Given problem → Lines holding the string "filter" are the ones to copy; find them all in the data.

⟨

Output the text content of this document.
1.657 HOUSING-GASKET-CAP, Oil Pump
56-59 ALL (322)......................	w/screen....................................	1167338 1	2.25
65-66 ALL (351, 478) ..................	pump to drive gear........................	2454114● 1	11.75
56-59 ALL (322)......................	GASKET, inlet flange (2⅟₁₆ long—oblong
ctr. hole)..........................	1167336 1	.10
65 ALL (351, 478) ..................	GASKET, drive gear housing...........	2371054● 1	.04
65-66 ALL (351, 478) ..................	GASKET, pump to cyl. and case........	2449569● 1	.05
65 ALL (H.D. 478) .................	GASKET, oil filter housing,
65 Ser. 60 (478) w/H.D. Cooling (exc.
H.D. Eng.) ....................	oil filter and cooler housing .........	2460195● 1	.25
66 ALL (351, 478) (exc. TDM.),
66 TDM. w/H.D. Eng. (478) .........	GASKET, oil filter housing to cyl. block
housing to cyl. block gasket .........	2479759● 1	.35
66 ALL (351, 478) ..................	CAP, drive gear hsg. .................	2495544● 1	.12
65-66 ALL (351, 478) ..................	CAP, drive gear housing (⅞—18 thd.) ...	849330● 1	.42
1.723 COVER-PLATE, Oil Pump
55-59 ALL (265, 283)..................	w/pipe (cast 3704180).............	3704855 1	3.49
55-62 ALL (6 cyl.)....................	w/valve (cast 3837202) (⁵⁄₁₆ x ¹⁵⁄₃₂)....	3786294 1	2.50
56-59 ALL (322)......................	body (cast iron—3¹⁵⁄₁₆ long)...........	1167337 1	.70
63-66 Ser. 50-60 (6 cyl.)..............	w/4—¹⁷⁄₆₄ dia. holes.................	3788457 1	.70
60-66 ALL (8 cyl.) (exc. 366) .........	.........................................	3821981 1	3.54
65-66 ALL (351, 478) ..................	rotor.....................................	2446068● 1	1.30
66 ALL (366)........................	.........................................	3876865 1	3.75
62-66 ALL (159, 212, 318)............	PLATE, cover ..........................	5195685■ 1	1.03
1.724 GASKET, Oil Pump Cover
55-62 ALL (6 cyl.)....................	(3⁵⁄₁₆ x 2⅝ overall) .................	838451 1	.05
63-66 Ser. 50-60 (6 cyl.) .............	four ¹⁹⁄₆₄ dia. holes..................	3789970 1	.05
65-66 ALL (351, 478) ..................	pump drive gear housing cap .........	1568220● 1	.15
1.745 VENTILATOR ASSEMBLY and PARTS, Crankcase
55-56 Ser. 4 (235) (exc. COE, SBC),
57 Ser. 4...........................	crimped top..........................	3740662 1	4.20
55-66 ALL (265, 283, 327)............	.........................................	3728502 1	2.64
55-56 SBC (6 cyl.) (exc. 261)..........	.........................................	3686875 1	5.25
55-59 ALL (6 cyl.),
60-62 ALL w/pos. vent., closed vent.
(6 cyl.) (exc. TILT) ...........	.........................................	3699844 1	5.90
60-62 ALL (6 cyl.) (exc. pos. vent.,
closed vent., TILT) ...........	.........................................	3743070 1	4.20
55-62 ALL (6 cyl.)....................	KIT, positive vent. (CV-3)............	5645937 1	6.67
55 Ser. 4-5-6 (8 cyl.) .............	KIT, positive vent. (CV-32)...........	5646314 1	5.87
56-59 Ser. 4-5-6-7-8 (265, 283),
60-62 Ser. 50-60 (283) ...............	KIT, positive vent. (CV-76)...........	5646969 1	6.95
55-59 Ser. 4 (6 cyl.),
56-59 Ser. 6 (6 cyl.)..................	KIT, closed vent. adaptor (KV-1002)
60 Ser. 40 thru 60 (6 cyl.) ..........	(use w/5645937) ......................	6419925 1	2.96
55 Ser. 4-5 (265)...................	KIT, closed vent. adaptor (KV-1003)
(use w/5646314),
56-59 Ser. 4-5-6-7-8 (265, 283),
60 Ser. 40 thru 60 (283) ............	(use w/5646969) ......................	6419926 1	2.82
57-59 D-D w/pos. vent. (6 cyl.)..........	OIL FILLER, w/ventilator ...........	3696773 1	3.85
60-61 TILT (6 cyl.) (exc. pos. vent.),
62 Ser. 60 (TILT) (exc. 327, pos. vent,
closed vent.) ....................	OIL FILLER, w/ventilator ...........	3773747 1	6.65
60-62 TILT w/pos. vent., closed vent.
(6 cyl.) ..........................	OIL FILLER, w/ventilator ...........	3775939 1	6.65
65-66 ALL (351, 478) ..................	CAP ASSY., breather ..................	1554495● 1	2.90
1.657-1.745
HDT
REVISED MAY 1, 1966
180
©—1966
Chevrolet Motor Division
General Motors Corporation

⟩

Completed task →
65 ALL (H.D. 478) .................	GASKET, oil filter housing,
H.D. Eng.) ....................	oil filter and cooler housing .........	2460195● 1	.25
66 TDM. w/H.D. Eng. (478) .........	GASKET, oil filter housing to cyl. block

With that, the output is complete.